### EXERCISE INSTRUCTIONS:
Reproduce all entries word for word.

Entries from a dataset:
***

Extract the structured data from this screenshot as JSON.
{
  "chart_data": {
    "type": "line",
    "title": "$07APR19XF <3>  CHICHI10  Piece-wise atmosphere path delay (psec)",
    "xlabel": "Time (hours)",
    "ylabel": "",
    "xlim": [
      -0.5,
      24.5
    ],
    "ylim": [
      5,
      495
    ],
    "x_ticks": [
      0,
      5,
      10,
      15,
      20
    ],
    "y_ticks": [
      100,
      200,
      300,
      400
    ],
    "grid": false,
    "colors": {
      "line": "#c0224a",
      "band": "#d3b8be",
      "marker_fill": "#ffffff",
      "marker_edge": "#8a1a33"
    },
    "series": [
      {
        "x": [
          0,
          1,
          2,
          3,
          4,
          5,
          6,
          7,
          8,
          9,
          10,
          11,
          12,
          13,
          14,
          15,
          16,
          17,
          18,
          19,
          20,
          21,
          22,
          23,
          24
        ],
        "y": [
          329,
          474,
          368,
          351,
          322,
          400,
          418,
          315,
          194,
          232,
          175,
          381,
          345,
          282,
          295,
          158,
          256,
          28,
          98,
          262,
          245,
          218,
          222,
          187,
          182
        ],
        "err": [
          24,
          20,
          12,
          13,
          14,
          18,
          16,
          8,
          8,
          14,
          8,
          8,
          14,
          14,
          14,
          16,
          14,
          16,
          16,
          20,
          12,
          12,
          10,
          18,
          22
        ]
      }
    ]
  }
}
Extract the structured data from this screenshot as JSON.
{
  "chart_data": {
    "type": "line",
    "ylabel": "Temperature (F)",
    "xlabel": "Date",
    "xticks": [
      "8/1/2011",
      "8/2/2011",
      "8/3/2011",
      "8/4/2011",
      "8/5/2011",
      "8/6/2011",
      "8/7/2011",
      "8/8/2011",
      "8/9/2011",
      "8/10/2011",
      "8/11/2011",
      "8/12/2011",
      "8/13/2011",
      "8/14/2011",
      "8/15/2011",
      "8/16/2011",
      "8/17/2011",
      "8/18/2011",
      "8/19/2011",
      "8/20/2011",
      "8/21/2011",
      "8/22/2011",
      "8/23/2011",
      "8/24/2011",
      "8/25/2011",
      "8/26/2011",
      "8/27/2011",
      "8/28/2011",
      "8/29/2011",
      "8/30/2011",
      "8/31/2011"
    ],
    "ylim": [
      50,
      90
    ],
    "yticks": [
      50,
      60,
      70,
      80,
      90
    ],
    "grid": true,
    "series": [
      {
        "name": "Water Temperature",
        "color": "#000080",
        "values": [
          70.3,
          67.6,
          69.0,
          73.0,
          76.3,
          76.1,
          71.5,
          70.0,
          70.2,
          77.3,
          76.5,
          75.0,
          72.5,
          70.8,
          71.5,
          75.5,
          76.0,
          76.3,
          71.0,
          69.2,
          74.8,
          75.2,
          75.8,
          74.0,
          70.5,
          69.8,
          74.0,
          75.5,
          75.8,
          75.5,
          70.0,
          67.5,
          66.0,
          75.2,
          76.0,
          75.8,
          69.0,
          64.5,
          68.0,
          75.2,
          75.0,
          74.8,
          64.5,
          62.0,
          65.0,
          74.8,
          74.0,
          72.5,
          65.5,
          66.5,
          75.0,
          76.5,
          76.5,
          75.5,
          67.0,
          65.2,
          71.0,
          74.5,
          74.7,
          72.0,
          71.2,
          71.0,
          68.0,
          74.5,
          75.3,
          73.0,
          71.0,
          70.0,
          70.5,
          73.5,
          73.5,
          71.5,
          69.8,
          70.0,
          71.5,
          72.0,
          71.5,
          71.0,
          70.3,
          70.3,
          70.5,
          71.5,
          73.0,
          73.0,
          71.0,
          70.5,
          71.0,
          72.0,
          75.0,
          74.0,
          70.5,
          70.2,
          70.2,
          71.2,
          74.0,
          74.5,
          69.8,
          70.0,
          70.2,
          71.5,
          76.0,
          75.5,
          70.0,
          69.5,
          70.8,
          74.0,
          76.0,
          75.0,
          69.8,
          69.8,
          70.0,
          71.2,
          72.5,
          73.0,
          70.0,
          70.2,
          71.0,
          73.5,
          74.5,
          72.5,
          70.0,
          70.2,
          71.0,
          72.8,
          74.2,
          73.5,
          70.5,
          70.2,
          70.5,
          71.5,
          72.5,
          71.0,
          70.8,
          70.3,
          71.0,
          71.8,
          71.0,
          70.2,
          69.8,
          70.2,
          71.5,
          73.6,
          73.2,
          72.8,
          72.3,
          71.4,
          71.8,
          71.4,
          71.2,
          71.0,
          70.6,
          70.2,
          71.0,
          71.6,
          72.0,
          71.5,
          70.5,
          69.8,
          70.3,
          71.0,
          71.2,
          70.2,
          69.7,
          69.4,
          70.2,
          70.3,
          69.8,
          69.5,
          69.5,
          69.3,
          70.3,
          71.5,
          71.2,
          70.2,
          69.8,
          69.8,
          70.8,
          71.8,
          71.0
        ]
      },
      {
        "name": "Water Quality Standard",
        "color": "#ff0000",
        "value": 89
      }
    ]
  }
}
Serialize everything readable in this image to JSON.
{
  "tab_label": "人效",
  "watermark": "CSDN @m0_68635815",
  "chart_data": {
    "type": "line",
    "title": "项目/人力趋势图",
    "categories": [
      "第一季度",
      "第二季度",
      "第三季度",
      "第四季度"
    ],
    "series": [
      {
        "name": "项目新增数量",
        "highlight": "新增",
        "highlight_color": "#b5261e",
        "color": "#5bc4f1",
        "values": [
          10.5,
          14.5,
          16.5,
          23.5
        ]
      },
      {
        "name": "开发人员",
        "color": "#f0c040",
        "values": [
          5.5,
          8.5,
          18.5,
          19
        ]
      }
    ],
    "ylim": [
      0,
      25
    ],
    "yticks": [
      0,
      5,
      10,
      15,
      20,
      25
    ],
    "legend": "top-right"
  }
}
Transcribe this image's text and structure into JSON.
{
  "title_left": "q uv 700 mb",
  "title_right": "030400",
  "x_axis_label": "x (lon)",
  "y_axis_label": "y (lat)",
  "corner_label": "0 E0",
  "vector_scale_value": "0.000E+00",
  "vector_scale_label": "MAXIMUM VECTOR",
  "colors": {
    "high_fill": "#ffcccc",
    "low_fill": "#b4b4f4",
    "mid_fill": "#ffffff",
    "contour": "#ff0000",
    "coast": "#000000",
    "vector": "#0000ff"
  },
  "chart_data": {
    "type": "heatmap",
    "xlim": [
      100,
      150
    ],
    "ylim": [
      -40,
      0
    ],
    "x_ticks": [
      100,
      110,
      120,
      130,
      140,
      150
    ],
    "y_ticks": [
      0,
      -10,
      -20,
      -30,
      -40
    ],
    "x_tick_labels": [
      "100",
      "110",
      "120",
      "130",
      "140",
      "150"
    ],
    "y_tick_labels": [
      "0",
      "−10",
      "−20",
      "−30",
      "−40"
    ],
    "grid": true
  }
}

***

### WRITTEN RESPONSE:
Extract the structured data from this screenshot as JSON.
{
  "chart_data": {
    "type": "line",
    "title": "$07APR19XF <3>  CHICHI10  Piece-wise atmosphere path delay (psec)",
    "xlabel": "Time (hours)",
    "ylabel": "",
    "xlim": [
      -0.5,
      24.5
    ],
    "ylim": [
      5,
      495
    ],
    "x_ticks": [
      0,
      5,
      10,
      15,
      20
    ],
    "y_ticks": [
      100,
      200,
      300,
      400
    ],
    "grid": false,
    "colors": {
      "line": "#c0224a",
      "band": "#d3b8be",
      "marker_fill": "#ffffff",
      "marker_edge": "#8a1a33"
    },
    "series": [
      {
        "x": [
          0,
          1,
          2,
          3,
          4,
          5,
          6,
          7,
          8,
          9,
          10,
          11,
          12,
          13,
          14,
          15,
          16,
          17,
          18,
          19,
          20,
          21,
          22,
          23,
          24
        ],
        "y": [
          329,
          474,
          368,
          351,
          322,
          400,
          418,
          315,
          194,
          232,
          175,
          381,
          345,
          282,
          295,
          158,
          256,
          28,
          98,
          262,
          245,
          218,
          222,
          187,
          182
        ],
        "err": [
          24,
          20,
          12,
          13,
          14,
          18,
          16,
          8,
          8,
          14,
          8,
          8,
          14,
          14,
          14,
          16,
          14,
          16,
          16,
          20,
          12,
          12,
          10,
          18,
          22
        ]
      }
    ]
  }
}
Extract the structured data from this screenshot as JSON.
{
  "chart_data": {
    "type": "line",
    "ylabel": "Temperature (F)",
    "xlabel": "Date",
    "xticks": [
      "8/1/2011",
      "8/2/2011",
      "8/3/2011",
      "8/4/2011",
      "8/5/2011",
      "8/6/2011",
      "8/7/2011",
      "8/8/2011",
      "8/9/2011",
      "8/10/2011",
      "8/11/2011",
      "8/12/2011",
      "8/13/2011",
      "8/14/2011",
      "8/15/2011",
      "8/16/2011",
      "8/17/2011",
      "8/18/2011",
      "8/19/2011",
      "8/20/2011",
      "8/21/2011",
      "8/22/2011",
      "8/23/2011",
      "8/24/2011",
      "8/25/2011",
      "8/26/2011",
      "8/27/2011",
      "8/28/2011",
      "8/29/2011",
      "8/30/2011",
      "8/31/2011"
    ],
    "ylim": [
      50,
      90
    ],
    "yticks": [
      50,
      60,
      70,
      80,
      90
    ],
    "grid": true,
    "series": [
      {
        "name": "Water Temperature",
        "color": "#000080",
        "values": [
          70.3,
          67.6,
          69.0,
          73.0,
          76.3,
          76.1,
          71.5,
          70.0,
          70.2,
          77.3,
          76.5,
          75.0,
          72.5,
          70.8,
          71.5,
          75.5,
          76.0,
          76.3,
          71.0,
          69.2,
          74.8,
          75.2,
          75.8,
          74.0,
          70.5,
          69.8,
          74.0,
          75.5,
          75.8,
          75.5,
          70.0,
          67.5,
          66.0,
          75.2,
          76.0,
          75.8,
          69.0,
          64.5,
          68.0,
          75.2,
          75.0,
          74.8,
          64.5,
          62.0,
          65.0,
          74.8,
          74.0,
          72.5,
          65.5,
          66.5,
          75.0,
          76.5,
          76.5,
          75.5,
          67.0,
          65.2,
          71.0,
          74.5,
          74.7,
          72.0,
          71.2,
          71.0,
          68.0,
          74.5,
          75.3,
          73.0,
          71.0,
          70.0,
          70.5,
          73.5,
          73.5,
          71.5,
          69.8,
          70.0,
          71.5,
          72.0,
          71.5,
          71.0,
          70.3,
          70.3,
          70.5,
          71.5,
          73.0,
          73.0,
          71.0,
          70.5,
          71.0,
          72.0,
          75.0,
          74.0,
          70.5,
          70.2,
          70.2,
          71.2,
          74.0,
          74.5,
          69.8,
          70.0,
          70.2,
          71.5,
          76.0,
          75.5,
          70.0,
          69.5,
          70.8,
          74.0,
          76.0,
          75.0,
          69.8,
          69.8,
          70.0,
          71.2,
          72.5,
          73.0,
          70.0,
          70.2,
          71.0,
          73.5,
          74.5,
          72.5,
          70.0,
          70.2,
          71.0,
          72.8,
          74.2,
          73.5,
          70.5,
          70.2,
          70.5,
          71.5,
          72.5,
          71.0,
          70.8,
          70.3,
          71.0,
          71.8,
          71.0,
          70.2,
          69.8,
          70.2,
          71.5,
          73.6,
          73.2,
          72.8,
          72.3,
          71.4,
          71.8,
          71.4,
          71.2,
          71.0,
          70.6,
          70.2,
          71.0,
          71.6,
          72.0,
          71.5,
          70.5,
          69.8,
          70.3,
          71.0,
          71.2,
          70.2,
          69.7,
          69.4,
          70.2,
          70.3,
          69.8,
          69.5,
          69.5,
          69.3,
          70.3,
          71.5,
          71.2,
          70.2,
          69.8,
          69.8,
          70.8,
          71.8,
          71.0
        ]
      },
      {
        "name": "Water Quality Standard",
        "color": "#ff0000",
        "value": 89
      }
    ]
  }
}
Serialize everything readable in this image to JSON.
{
  "tab_label": "人效",
  "watermark": "CSDN @m0_68635815",
  "chart_data": {
    "type": "line",
    "title": "项目/人力趋势图",
    "categories": [
      "第一季度",
      "第二季度",
      "第三季度",
      "第四季度"
    ],
    "series": [
      {
        "name": "项目新增数量",
        "highlight": "新增",
        "highlight_color": "#b5261e",
        "color": "#5bc4f1",
        "values": [
          10.5,
          14.5,
          16.5,
          23.5
        ]
      },
      {
        "name": "开发人员",
        "color": "#f0c040",
        "values": [
          5.5,
          8.5,
          18.5,
          19
        ]
      }
    ],
    "ylim": [
      0,
      25
    ],
    "yticks": [
      0,
      5,
      10,
      15,
      20,
      25
    ],
    "legend": "top-right"
  }
}
Transcribe this image's text and structure into JSON.
{
  "title_left": "q uv 700 mb",
  "title_right": "030400",
  "x_axis_label": "x (lon)",
  "y_axis_label": "y (lat)",
  "corner_label": "0 E0",
  "vector_scale_value": "0.000E+00",
  "vector_scale_label": "MAXIMUM VECTOR",
  "colors": {
    "high_fill": "#ffcccc",
    "low_fill": "#b4b4f4",
    "mid_fill": "#ffffff",
    "contour": "#ff0000",
    "coast": "#000000",
    "vector": "#0000ff"
  },
  "chart_data": {
    "type": "heatmap",
    "xlim": [
      100,
      150
    ],
    "ylim": [
      -40,
      0
    ],
    "x_ticks": [
      100,
      110,
      120,
      130,
      140,
      150
    ],
    "y_ticks": [
      0,
      -10,
      -20,
      -30,
      -40
    ],
    "x_tick_labels": [
      "100",
      "110",
      "120",
      "130",
      "140",
      "150"
    ],
    "y_tick_labels": [
      "0",
      "−10",
      "−20",
      "−30",
      "−40"
    ],
    "grid": true
  }
}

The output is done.